▶ [REQUIREMENT] Which lines hold the string "heading"? Copy every one of them.
++++ DATASET EXTRACT ++++
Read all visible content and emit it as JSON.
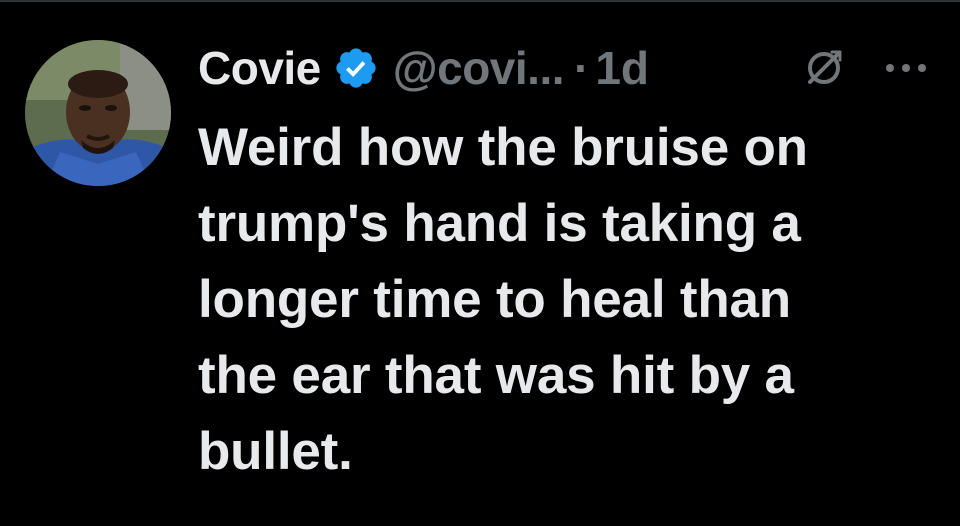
{
  "tweet": {
    "display_name": "Covie",
    "handle": "@covi...",
    "separator": "·",
    "timestamp": "1d",
    "text_lines": [
      "Weird how the bruise on",
      "trump's hand is taking a",
      "longer time to heal than",
      "the ear that was hit by a",
      "bullet."
    ]
  },
  "icons": {
    "verified": "verified-badge-icon",
    "grok": "grok-icon",
    "more": "more-options-icon"
  },
  "colors": {
    "background": "#000000",
    "primary_text": "#e7e9ea",
    "secondary_text": "#71767b",
    "verified_blue": "#1d9bf0"
  }
}
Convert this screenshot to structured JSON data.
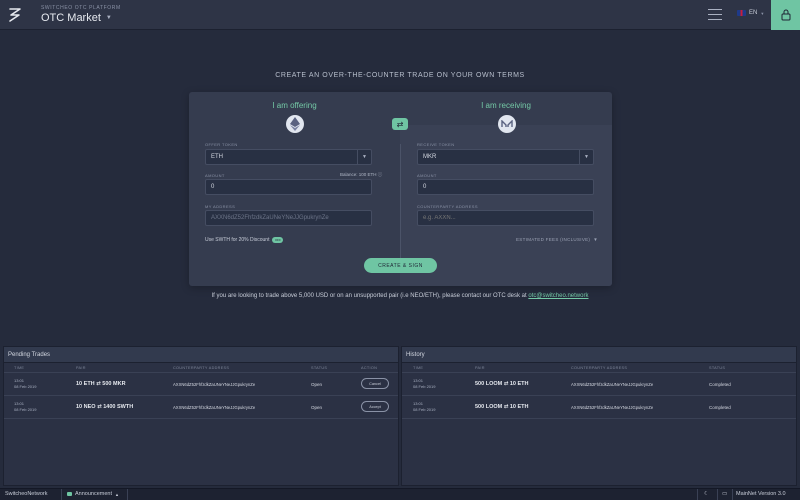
{
  "header": {
    "platform_label": "SWITCHEO OTC PLATFORM",
    "title": "OTC Market",
    "language": "EN"
  },
  "hero": {
    "title": "CREATE AN OVER-THE-COUNTER TRADE ON YOUR OWN TERMS"
  },
  "offer": {
    "heading": "I am offering",
    "token_label": "OFFER TOKEN",
    "token_value": "ETH",
    "amount_label": "AMOUNT",
    "amount_value": "0",
    "balance": "Balance: 100 ETH",
    "address_label": "MY ADDRESS",
    "address_value": "AXXN6dZ52FhfzdkZaUNeYNeJJGpukrynZe",
    "swth_discount": "Use SWTH for 20% Discount",
    "swth_toggle": "OFF"
  },
  "receive": {
    "heading": "I am receiving",
    "token_label": "RECEIVE TOKEN",
    "token_value": "MKR",
    "amount_label": "AMOUNT",
    "amount_value": "0",
    "counterparty_label": "COUNTERPARTY ADDRESS",
    "counterparty_placeholder": "e.g. AXXN...",
    "fees": "ESTIMATED FEES (INCLUSIVE)"
  },
  "create_button": "CREATE & SIGN",
  "note": {
    "text": "If you are looking to trade above 5,000 USD or on an unsupported pair (i.e NEO/ETH), please contact our OTC desk at",
    "email": "otc@switcheo.network"
  },
  "pending": {
    "title": "Pending Trades",
    "columns": [
      "TIME",
      "PAIR",
      "COUNTERPARTY ADDRESS",
      "STATUS",
      "ACTION"
    ],
    "rows": [
      {
        "time": "13:01",
        "date": "08 Feb 2019",
        "pair": "10 ETH ⇄ 500 MKR",
        "address": "AXXN6dZ52FhfzdkZaUNeYNeJJGpukrynZe",
        "status": "Open",
        "action": "Cancel"
      },
      {
        "time": "13:01",
        "date": "08 Feb 2019",
        "pair": "10 NEO ⇄ 1400 SWTH",
        "address": "AXXN6dZ52FhfzdkZaUNeYNeJJGpukrynZe",
        "status": "Open",
        "action": "Accept"
      }
    ]
  },
  "history": {
    "title": "History",
    "columns": [
      "TIME",
      "PAIR",
      "COUNTERPARTY ADDRESS",
      "STATUS"
    ],
    "rows": [
      {
        "time": "13:01",
        "date": "08 Feb 2019",
        "pair": "500 LOOM ⇄ 10 ETH",
        "address": "AXXN6dZ52FhfzdkZaUNeYNeJJGpukrynZe",
        "status": "Completed"
      },
      {
        "time": "13:01",
        "date": "08 Feb 2019",
        "pair": "500 LOOM ⇄ 10 ETH",
        "address": "AXXN6dZ52FhfzdkZaUNeYNeJJGpukrynZe",
        "status": "Completed"
      }
    ]
  },
  "footer": {
    "network": "SwitcheoNetwork",
    "announcement": "Announcement",
    "network_version": "MainNet Version 3.0"
  },
  "colors": {
    "accent": "#6fc5a3",
    "background": "#252b3c",
    "card": "#353c4f"
  }
}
++++
▶ [CORRECT RESPONSE]
    "heading": "I am offering",
    "heading": "I am receiving",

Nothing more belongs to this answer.